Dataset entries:
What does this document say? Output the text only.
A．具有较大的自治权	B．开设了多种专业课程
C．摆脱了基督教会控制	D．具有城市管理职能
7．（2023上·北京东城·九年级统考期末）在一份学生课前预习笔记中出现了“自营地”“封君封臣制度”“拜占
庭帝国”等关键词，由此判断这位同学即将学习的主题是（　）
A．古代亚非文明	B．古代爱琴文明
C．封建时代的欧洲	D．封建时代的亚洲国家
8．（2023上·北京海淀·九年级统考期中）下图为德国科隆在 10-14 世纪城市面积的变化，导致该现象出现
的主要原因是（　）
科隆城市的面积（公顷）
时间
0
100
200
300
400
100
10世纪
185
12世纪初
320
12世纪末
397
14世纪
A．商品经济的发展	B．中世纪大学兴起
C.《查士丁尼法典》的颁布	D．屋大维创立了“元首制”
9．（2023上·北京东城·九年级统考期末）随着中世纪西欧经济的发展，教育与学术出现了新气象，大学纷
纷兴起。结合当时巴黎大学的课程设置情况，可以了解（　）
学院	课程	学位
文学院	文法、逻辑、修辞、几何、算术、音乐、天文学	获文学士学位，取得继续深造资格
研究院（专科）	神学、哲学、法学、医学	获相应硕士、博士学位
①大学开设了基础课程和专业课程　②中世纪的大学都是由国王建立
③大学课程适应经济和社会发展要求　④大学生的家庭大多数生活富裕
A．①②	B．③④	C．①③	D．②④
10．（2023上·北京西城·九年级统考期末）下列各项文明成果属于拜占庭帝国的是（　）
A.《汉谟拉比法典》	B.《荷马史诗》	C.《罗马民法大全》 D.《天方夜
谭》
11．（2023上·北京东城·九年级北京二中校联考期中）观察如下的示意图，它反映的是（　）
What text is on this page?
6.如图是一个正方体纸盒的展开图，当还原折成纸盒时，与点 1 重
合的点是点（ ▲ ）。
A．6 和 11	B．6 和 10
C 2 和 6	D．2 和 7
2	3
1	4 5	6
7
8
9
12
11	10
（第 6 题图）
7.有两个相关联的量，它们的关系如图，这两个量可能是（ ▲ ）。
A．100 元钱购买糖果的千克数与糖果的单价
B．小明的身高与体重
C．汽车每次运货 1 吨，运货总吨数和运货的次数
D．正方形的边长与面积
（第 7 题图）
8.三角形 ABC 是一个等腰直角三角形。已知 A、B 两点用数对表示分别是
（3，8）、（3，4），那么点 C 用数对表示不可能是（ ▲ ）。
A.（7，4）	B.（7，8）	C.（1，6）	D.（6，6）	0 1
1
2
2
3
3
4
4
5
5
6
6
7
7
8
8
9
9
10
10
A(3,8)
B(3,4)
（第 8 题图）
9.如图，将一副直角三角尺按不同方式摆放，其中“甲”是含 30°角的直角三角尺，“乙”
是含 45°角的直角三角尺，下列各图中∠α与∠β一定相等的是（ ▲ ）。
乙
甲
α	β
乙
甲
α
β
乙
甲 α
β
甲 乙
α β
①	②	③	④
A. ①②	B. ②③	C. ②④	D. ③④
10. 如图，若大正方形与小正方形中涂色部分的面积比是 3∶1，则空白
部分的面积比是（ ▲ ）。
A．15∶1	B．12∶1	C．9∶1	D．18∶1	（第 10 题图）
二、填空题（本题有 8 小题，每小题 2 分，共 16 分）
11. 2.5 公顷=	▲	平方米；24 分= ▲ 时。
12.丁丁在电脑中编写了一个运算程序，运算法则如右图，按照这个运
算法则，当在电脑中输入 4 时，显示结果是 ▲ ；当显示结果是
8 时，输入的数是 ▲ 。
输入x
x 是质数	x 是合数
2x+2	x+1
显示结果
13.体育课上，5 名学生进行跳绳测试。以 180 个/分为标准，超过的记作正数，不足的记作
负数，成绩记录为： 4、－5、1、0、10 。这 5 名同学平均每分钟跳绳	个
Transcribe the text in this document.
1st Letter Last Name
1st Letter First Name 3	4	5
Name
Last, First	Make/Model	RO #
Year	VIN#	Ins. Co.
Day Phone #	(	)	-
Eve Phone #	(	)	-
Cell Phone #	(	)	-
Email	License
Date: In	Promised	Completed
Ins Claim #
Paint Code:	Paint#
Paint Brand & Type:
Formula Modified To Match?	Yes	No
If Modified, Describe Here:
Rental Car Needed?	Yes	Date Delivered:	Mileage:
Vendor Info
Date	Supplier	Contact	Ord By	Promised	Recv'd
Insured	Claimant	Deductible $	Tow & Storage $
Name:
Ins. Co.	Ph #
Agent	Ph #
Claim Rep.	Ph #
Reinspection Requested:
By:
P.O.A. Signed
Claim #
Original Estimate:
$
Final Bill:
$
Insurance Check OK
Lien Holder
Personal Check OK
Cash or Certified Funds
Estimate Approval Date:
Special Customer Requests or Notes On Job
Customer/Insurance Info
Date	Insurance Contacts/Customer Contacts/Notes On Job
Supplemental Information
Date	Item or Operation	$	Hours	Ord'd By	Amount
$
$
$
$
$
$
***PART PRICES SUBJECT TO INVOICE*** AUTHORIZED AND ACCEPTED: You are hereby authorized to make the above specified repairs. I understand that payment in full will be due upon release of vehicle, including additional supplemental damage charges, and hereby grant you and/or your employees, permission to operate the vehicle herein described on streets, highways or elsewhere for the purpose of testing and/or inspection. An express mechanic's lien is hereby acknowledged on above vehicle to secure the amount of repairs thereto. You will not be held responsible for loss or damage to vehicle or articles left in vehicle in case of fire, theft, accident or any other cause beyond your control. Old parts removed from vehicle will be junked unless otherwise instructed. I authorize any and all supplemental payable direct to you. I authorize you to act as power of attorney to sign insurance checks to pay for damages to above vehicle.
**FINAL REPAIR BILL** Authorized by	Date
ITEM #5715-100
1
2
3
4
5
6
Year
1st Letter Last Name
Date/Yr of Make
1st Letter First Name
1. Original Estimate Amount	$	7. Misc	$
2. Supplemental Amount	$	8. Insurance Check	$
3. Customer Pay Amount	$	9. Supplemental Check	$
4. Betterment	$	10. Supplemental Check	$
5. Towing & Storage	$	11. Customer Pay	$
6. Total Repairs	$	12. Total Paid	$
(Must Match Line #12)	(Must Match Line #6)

§ Exercise goal
Reproduce the material exactly, with every line intact.

§ Response
What does this document say? Output the text only.
A．具有较大的自治权	B．开设了多种专业课程
C．摆脱了基督教会控制	D．具有城市管理职能
7．（2023上·北京东城·九年级统考期末）在一份学生课前预习笔记中出现了“自营地”“封君封臣制度”“拜占
庭帝国”等关键词，由此判断这位同学即将学习的主题是（　）
A．古代亚非文明	B．古代爱琴文明
C．封建时代的欧洲	D．封建时代的亚洲国家
8．（2023上·北京海淀·九年级统考期中）下图为德国科隆在 10-14 世纪城市面积的变化，导致该现象出现
的主要原因是（　）
科隆城市的面积（公顷）
时间
0
100
200
300
400
100
10世纪
185
12世纪初
320
12世纪末
397
14世纪
A．商品经济的发展	B．中世纪大学兴起
C.《查士丁尼法典》的颁布	D．屋大维创立了“元首制”
9．（2023上·北京东城·九年级统考期末）随着中世纪西欧经济的发展，教育与学术出现了新气象，大学纷
纷兴起。结合当时巴黎大学的课程设置情况，可以了解（　）
学院	课程	学位
文学院	文法、逻辑、修辞、几何、算术、音乐、天文学	获文学士学位，取得继续深造资格
研究院（专科）	神学、哲学、法学、医学	获相应硕士、博士学位
①大学开设了基础课程和专业课程　②中世纪的大学都是由国王建立
③大学课程适应经济和社会发展要求　④大学生的家庭大多数生活富裕
A．①②	B．③④	C．①③	D．②④
10．（2023上·北京西城·九年级统考期末）下列各项文明成果属于拜占庭帝国的是（　）
A.《汉谟拉比法典》	B.《荷马史诗》	C.《罗马民法大全》 D.《天方夜
谭》
11．（2023上·北京东城·九年级北京二中校联考期中）观察如下的示意图，它反映的是（　）
What text is on this page?
6.如图是一个正方体纸盒的展开图，当还原折成纸盒时，与点 1 重
合的点是点（ ▲ ）。
A．6 和 11	B．6 和 10
C 2 和 6	D．2 和 7
2	3
1	4 5	6
7
8
9
12
11	10
（第 6 题图）
7.有两个相关联的量，它们的关系如图，这两个量可能是（ ▲ ）。
A．100 元钱购买糖果的千克数与糖果的单价
B．小明的身高与体重
C．汽车每次运货 1 吨，运货总吨数和运货的次数
D．正方形的边长与面积
（第 7 题图）
8.三角形 ABC 是一个等腰直角三角形。已知 A、B 两点用数对表示分别是
（3，8）、（3，4），那么点 C 用数对表示不可能是（ ▲ ）。
A.（7，4）	B.（7，8）	C.（1，6）	D.（6，6）	0 1
1
2
2
3
3
4
4
5
5
6
6
7
7
8
8
9
9
10
10
A(3,8)
B(3,4)
（第 8 题图）
9.如图，将一副直角三角尺按不同方式摆放，其中“甲”是含 30°角的直角三角尺，“乙”
是含 45°角的直角三角尺，下列各图中∠α与∠β一定相等的是（ ▲ ）。
乙
甲
α	β
乙
甲
α
β
乙
甲 α
β
甲 乙
α β
①	②	③	④
A. ①②	B. ②③	C. ②④	D. ③④
10. 如图，若大正方形与小正方形中涂色部分的面积比是 3∶1，则空白
部分的面积比是（ ▲ ）。
A．15∶1	B．12∶1	C．9∶1	D．18∶1	（第 10 题图）
二、填空题（本题有 8 小题，每小题 2 分，共 16 分）
11. 2.5 公顷=	▲	平方米；24 分= ▲ 时。
12.丁丁在电脑中编写了一个运算程序，运算法则如右图，按照这个运
算法则，当在电脑中输入 4 时，显示结果是 ▲ ；当显示结果是
8 时，输入的数是 ▲ 。
输入x
x 是质数	x 是合数
2x+2	x+1
显示结果
13.体育课上，5 名学生进行跳绳测试。以 180 个/分为标准，超过的记作正数，不足的记作
负数，成绩记录为： 4、－5、1、0、10 。这 5 名同学平均每分钟跳绳	个
Transcribe the text in this document.
1st Letter Last Name
1st Letter First Name 3	4	5
Name
Last, First	Make/Model	RO #
Year	VIN#	Ins. Co.
Day Phone #	(	)	-
Eve Phone #	(	)	-
Cell Phone #	(	)	-
Email	License
Date: In	Promised	Completed
Ins Claim #
Paint Code:	Paint#
Paint Brand & Type:
Formula Modified To Match?	Yes	No
If Modified, Describe Here:
Rental Car Needed?	Yes	Date Delivered:	Mileage:
Vendor Info
Date	Supplier	Contact	Ord By	Promised	Recv'd
Insured	Claimant	Deductible $	Tow & Storage $
Name:
Ins. Co.	Ph #
Agent	Ph #
Claim Rep.	Ph #
Reinspection Requested:
By:
P.O.A. Signed
Claim #
Original Estimate:
$
Final Bill:
$
Insurance Check OK
Lien Holder
Personal Check OK
Cash or Certified Funds
Estimate Approval Date:
Special Customer Requests or Notes On Job
Customer/Insurance Info
Date	Insurance Contacts/Customer Contacts/Notes On Job
Supplemental Information
Date	Item or Operation	$	Hours	Ord'd By	Amount
$
$
$
$
$
$
***PART PRICES SUBJECT TO INVOICE*** AUTHORIZED AND ACCEPTED: You are hereby authorized to make the above specified repairs. I understand that payment in full will be due upon release of vehicle, including additional supplemental damage charges, and hereby grant you and/or your employees, permission to operate the vehicle herein described on streets, highways or elsewhere for the purpose of testing and/or inspection. An express mechanic's lien is hereby acknowledged on above vehicle to secure the amount of repairs thereto. You will not be held responsible for loss or damage to vehicle or articles left in vehicle in case of fire, theft, accident or any other cause beyond your control. Old parts removed from vehicle will be junked unless otherwise instructed. I authorize any and all supplemental payable direct to you. I authorize you to act as power of attorney to sign insurance checks to pay for damages to above vehicle.
**FINAL REPAIR BILL** Authorized by	Date
ITEM #5715-100
1
2
3
4
5
6
Year
1st Letter Last Name
Date/Yr of Make
1st Letter First Name
1. Original Estimate Amount	$	7. Misc	$
2. Supplemental Amount	$	8. Insurance Check	$
3. Customer Pay Amount	$	9. Supplemental Check	$
4. Betterment	$	10. Supplemental Check	$
5. Towing & Storage	$	11. Customer Pay	$
6. Total Repairs	$	12. Total Paid	$
(Must Match Line #12)	(Must Match Line #6)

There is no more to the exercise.